Data -
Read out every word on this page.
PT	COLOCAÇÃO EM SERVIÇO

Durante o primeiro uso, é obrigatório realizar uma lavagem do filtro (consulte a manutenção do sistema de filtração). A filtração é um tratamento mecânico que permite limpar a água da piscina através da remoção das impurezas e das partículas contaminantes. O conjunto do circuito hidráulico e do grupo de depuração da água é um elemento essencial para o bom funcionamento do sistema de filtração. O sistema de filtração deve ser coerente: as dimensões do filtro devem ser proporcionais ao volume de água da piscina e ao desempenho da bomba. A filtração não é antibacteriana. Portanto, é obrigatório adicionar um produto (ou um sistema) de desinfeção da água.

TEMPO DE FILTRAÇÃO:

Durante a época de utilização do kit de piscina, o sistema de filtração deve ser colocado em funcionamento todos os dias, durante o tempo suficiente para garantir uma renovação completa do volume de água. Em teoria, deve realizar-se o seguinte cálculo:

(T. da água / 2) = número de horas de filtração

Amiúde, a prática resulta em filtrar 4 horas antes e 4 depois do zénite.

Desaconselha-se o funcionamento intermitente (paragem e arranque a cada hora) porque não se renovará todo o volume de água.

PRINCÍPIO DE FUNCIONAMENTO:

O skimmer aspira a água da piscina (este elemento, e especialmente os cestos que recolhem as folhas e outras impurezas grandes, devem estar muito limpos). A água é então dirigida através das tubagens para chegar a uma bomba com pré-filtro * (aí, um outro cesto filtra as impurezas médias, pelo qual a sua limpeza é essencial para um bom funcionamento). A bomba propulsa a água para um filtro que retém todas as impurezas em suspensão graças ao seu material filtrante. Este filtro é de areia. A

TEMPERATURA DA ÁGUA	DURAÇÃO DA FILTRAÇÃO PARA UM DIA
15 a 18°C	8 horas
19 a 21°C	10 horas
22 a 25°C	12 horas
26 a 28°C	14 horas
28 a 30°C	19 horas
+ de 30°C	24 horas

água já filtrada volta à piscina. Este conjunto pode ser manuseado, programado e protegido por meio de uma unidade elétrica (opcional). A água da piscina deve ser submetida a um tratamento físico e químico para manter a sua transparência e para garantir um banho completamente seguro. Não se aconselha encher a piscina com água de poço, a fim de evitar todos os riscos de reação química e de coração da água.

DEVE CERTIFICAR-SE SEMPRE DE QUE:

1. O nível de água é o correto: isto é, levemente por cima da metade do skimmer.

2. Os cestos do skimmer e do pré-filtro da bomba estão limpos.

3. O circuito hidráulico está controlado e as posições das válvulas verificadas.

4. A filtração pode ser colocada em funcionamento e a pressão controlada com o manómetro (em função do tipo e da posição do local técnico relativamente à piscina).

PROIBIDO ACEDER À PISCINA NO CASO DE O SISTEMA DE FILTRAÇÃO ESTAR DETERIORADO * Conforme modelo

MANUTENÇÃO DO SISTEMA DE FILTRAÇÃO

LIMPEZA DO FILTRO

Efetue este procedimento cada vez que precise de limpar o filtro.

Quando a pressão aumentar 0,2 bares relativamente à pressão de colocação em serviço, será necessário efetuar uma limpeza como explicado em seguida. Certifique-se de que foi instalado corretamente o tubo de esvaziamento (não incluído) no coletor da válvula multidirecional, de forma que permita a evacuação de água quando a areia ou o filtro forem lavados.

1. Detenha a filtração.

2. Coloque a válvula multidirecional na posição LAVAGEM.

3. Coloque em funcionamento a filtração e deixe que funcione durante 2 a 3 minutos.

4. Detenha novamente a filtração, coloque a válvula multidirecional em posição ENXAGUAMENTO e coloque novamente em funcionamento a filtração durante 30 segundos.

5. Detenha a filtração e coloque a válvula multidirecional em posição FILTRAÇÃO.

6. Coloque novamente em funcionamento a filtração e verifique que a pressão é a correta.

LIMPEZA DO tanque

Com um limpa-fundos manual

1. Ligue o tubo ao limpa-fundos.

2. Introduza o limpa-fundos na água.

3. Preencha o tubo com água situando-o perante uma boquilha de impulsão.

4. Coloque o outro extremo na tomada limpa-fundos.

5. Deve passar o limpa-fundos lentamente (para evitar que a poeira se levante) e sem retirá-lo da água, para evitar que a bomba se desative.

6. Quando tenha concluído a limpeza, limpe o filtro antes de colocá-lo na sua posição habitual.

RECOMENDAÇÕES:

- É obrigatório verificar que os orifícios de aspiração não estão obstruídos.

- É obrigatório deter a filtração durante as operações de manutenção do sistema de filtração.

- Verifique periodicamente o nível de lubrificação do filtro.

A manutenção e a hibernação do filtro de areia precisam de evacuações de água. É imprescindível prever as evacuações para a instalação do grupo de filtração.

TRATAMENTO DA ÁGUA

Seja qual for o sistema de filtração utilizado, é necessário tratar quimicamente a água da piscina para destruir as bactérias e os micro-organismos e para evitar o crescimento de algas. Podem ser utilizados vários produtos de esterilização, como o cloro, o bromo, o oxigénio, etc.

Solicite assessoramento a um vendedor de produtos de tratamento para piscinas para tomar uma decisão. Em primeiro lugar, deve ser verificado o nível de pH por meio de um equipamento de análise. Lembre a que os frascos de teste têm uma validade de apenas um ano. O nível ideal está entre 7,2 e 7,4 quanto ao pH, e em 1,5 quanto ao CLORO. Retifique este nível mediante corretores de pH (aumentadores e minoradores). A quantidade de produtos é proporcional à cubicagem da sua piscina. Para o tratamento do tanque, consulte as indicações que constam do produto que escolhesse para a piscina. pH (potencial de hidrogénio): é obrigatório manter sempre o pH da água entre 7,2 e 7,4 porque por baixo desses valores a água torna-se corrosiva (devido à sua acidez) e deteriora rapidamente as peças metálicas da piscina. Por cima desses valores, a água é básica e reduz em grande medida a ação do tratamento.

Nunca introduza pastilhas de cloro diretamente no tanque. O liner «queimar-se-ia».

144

What is being asked - Return the data from the top line through the bottom line exactly.

Task result -
Read out every word on this page.
PT	COLOCAÇÃO EM SERVIÇO

Durante o primeiro uso, é obrigatório realizar uma lavagem do filtro (consulte a manutenção do sistema de filtração). A filtração é um tratamento mecânico que permite limpar a água da piscina através da remoção das impurezas e das partículas contaminantes. O conjunto do circuito hidráulico e do grupo de depuração da água é um elemento essencial para o bom funcionamento do sistema de filtração. O sistema de filtração deve ser coerente: as dimensões do filtro devem ser proporcionais ao volume de água da piscina e ao desempenho da bomba. A filtração não é antibacteriana. Portanto, é obrigatório adicionar um produto (ou um sistema) de desinfeção da água.

TEMPO DE FILTRAÇÃO:

Durante a época de utilização do kit de piscina, o sistema de filtração deve ser colocado em funcionamento todos os dias, durante o tempo suficiente para garantir uma renovação completa do volume de água. Em teoria, deve realizar-se o seguinte cálculo:

(T. da água / 2) = número de horas de filtração

Amiúde, a prática resulta em filtrar 4 horas antes e 4 depois do zénite.

Desaconselha-se o funcionamento intermitente (paragem e arranque a cada hora) porque não se renovará todo o volume de água.

PRINCÍPIO DE FUNCIONAMENTO:

O skimmer aspira a água da piscina (este elemento, e especialmente os cestos que recolhem as folhas e outras impurezas grandes, devem estar muito limpos). A água é então dirigida através das tubagens para chegar a uma bomba com pré-filtro * (aí, um outro cesto filtra as impurezas médias, pelo qual a sua limpeza é essencial para um bom funcionamento). A bomba propulsa a água para um filtro que retém todas as impurezas em suspensão graças ao seu material filtrante. Este filtro é de areia. A

TEMPERATURA DA ÁGUA	DURAÇÃO DA FILTRAÇÃO PARA UM DIA
15 a 18°C	8 horas
19 a 21°C	10 horas
22 a 25°C	12 horas
26 a 28°C	14 horas
28 a 30°C	19 horas
+ de 30°C	24 horas

água já filtrada volta à piscina. Este conjunto pode ser manuseado, programado e protegido por meio de uma unidade elétrica (opcional). A água da piscina deve ser submetida a um tratamento físico e químico para manter a sua transparência e para garantir um banho completamente seguro. Não se aconselha encher a piscina com água de poço, a fim de evitar todos os riscos de reação química e de coração da água.

DEVE CERTIFICAR-SE SEMPRE DE QUE:

1. O nível de água é o correto: isto é, levemente por cima da metade do skimmer.

2. Os cestos do skimmer e do pré-filtro da bomba estão limpos.

3. O circuito hidráulico está controlado e as posições das válvulas verificadas.

4. A filtração pode ser colocada em funcionamento e a pressão controlada com o manómetro (em função do tipo e da posição do local técnico relativamente à piscina).

PROIBIDO ACEDER À PISCINA NO CASO DE O SISTEMA DE FILTRAÇÃO ESTAR DETERIORADO * Conforme modelo

MANUTENÇÃO DO SISTEMA DE FILTRAÇÃO

LIMPEZA DO FILTRO

Efetue este procedimento cada vez que precise de limpar o filtro.

Quando a pressão aumentar 0,2 bares relativamente à pressão de colocação em serviço, será necessário efetuar uma limpeza como explicado em seguida. Certifique-se de que foi instalado corretamente o tubo de esvaziamento (não incluído) no coletor da válvula multidirecional, de forma que permita a evacuação de água quando a areia ou o filtro forem lavados.

1. Detenha a filtração.

2. Coloque a válvula multidirecional na posição LAVAGEM.

3. Coloque em funcionamento a filtração e deixe que funcione durante 2 a 3 minutos.

4. Detenha novamente a filtração, coloque a válvula multidirecional em posição ENXAGUAMENTO e coloque novamente em funcionamento a filtração durante 30 segundos.

5. Detenha a filtração e coloque a válvula multidirecional em posição FILTRAÇÃO.

6. Coloque novamente em funcionamento a filtração e verifique que a pressão é a correta.

LIMPEZA DO tanque

Com um limpa-fundos manual

1. Ligue o tubo ao limpa-fundos.

2. Introduza o limpa-fundos na água.

3. Preencha o tubo com água situando-o perante uma boquilha de impulsão.

4. Coloque o outro extremo na tomada limpa-fundos.

5. Deve passar o limpa-fundos lentamente (para evitar que a poeira se levante) e sem retirá-lo da água, para evitar que a bomba se desative.

6. Quando tenha concluído a limpeza, limpe o filtro antes de colocá-lo na sua posição habitual.

RECOMENDAÇÕES:

- É obrigatório verificar que os orifícios de aspiração não estão obstruídos.

- É obrigatório deter a filtração durante as operações de manutenção do sistema de filtração.

- Verifique periodicamente o nível de lubrificação do filtro.

A manutenção e a hibernação do filtro de areia precisam de evacuações de água. É imprescindível prever as evacuações para a instalação do grupo de filtração.

TRATAMENTO DA ÁGUA

Seja qual for o sistema de filtração utilizado, é necessário tratar quimicamente a água da piscina para destruir as bactérias e os micro-organismos e para evitar o crescimento de algas. Podem ser utilizados vários produtos de esterilização, como o cloro, o bromo, o oxigénio, etc.

Solicite assessoramento a um vendedor de produtos de tratamento para piscinas para tomar uma decisão. Em primeiro lugar, deve ser verificado o nível de pH por meio de um equipamento de análise. Lembre a que os frascos de teste têm uma validade de apenas um ano. O nível ideal está entre 7,2 e 7,4 quanto ao pH, e em 1,5 quanto ao CLORO. Retifique este nível mediante corretores de pH (aumentadores e minoradores). A quantidade de produtos é proporcional à cubicagem da sua piscina. Para o tratamento do tanque, consulte as indicações que constam do produto que escolhesse para a piscina. pH (potencial de hidrogénio): é obrigatório manter sempre o pH da água entre 7,2 e 7,4 porque por baixo desses valores a água torna-se corrosiva (devido à sua acidez) e deteriora rapidamente as peças metálicas da piscina. Por cima desses valores, a água é básica e reduz em grande medida a ação do tratamento.

Nunca introduza pastilhas de cloro diretamente no tanque. O liner «queimar-se-ia».

144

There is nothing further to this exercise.